■ Stated exercise:
Check every line below for the word "木马程序" and show those that hold it.

■ Data for this task:
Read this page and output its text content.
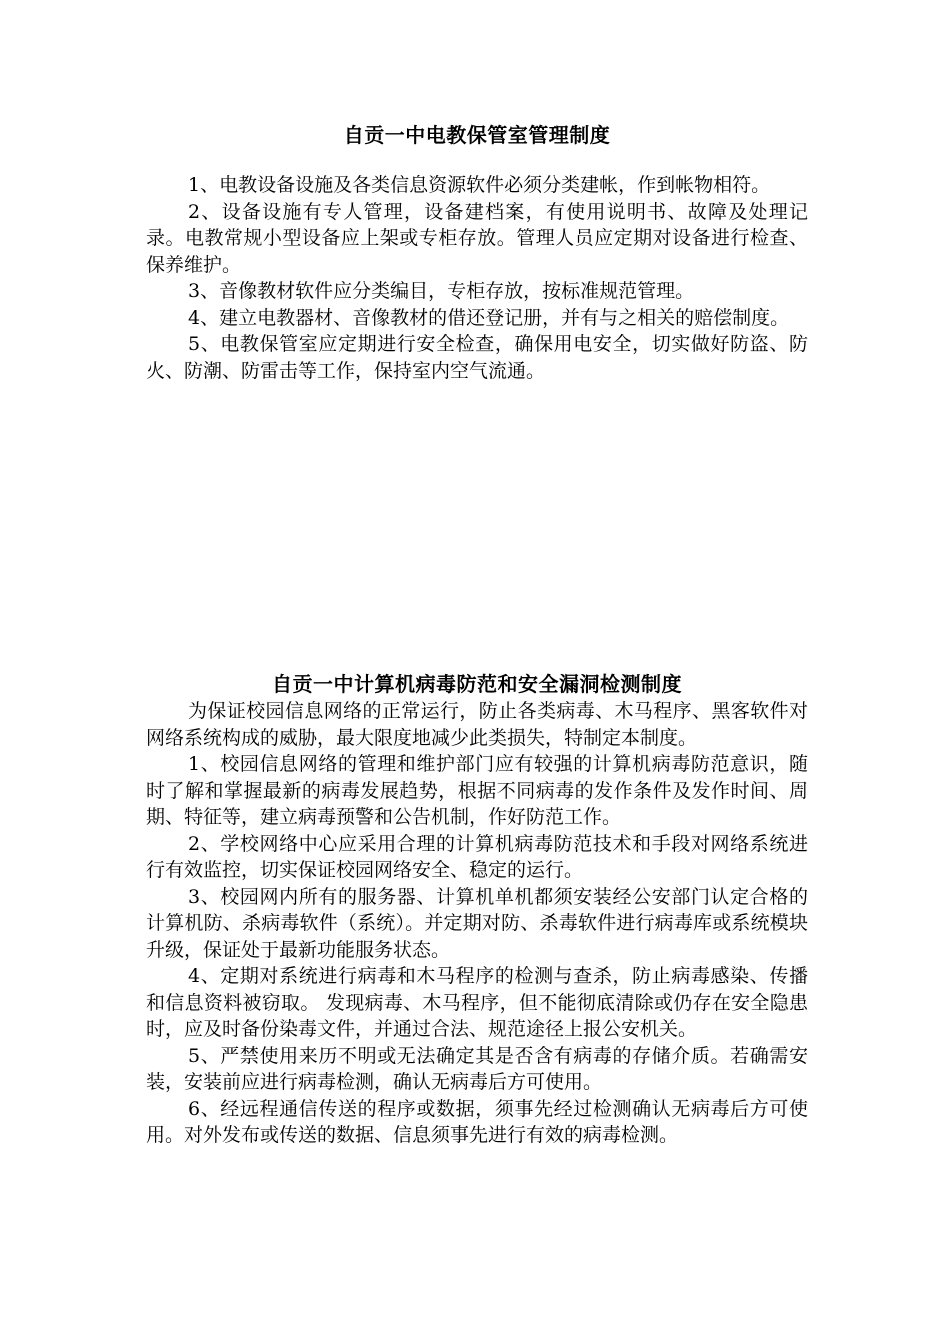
自贡一中电教保管室管理制度

1、电教设备设施及各类信息资源软件必须分类建帐，作到帐物相符。

2、设备设施有专人管理，设备建档案，有使用说明书、故障及处理记录。电教常规小型设备应上架或专柜存放。管理人员应定期对设备进行检查、保养维护。

3、音像教材软件应分类编目，专柜存放，按标准规范管理。

4、建立电教器材、音像教材的借还登记册，并有与之相关的赔偿制度。

5、电教保管室应定期进行安全检查，确保用电安全，切实做好防盗、防火、防潮、防雷击等工作，保持室内空气流通。

自贡一中计算机病毒防范和安全漏洞检测制度

为保证校园信息网络的正常运行，防止各类病毒、木马程序、黑客软件对网络系统构成的威胁，最大限度地减少此类损失，特制定本制度。

1、校园信息网络的管理和维护部门应有较强的计算机病毒防范意识，随时了解和掌握最新的病毒发展趋势，根据不同病毒的发作条件及发作时间、周期、特征等，建立病毒预警和公告机制，作好防范工作。

2、学校网络中心应采用合理的计算机病毒防范技术和手段对网络系统进行有效监控，切实保证校园网络安全、稳定的运行。

3、校园网内所有的服务器、计算机单机都须安装经公安部门认定合格的计算机防、杀病毒软件（系统）。并定期对防、杀毒软件进行病毒库或系统模块升级，保证处于最新功能服务状态。

4、定期对系统进行病毒和木马程序的检测与查杀，防止病毒感染、传播和信息资料被窃取。 发现病毒、木马程序，但不能彻底清除或仍存在安全隐患时，应及时备份染毒文件，并通过合法、规范途径上报公安机关。

5、严禁使用来历不明或无法确定其是否含有病毒的存储介质。若确需安装，安装前应进行病毒检测，确认无病毒后方可使用。

6、经远程通信传送的程序或数据，须事先经过检测确认无病毒后方可使用。对外发布或传送的数据、信息须事先进行有效的病毒检测。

■ Response below:
为保证校园信息网络的正常运行，防止各类病毒、木马程序、黑客软件对网络系统构成的威胁，最大限度地减少此类损失，特制定本制度。
4、定期对系统进行病毒和木马程序的检测与查杀，防止病毒感染、传播和信息资料被窃取。 发现病毒、木马程序，但不能彻底清除或仍存在安全隐患时，应及时备份染毒文件，并通过合法、规范途径上报公安机关。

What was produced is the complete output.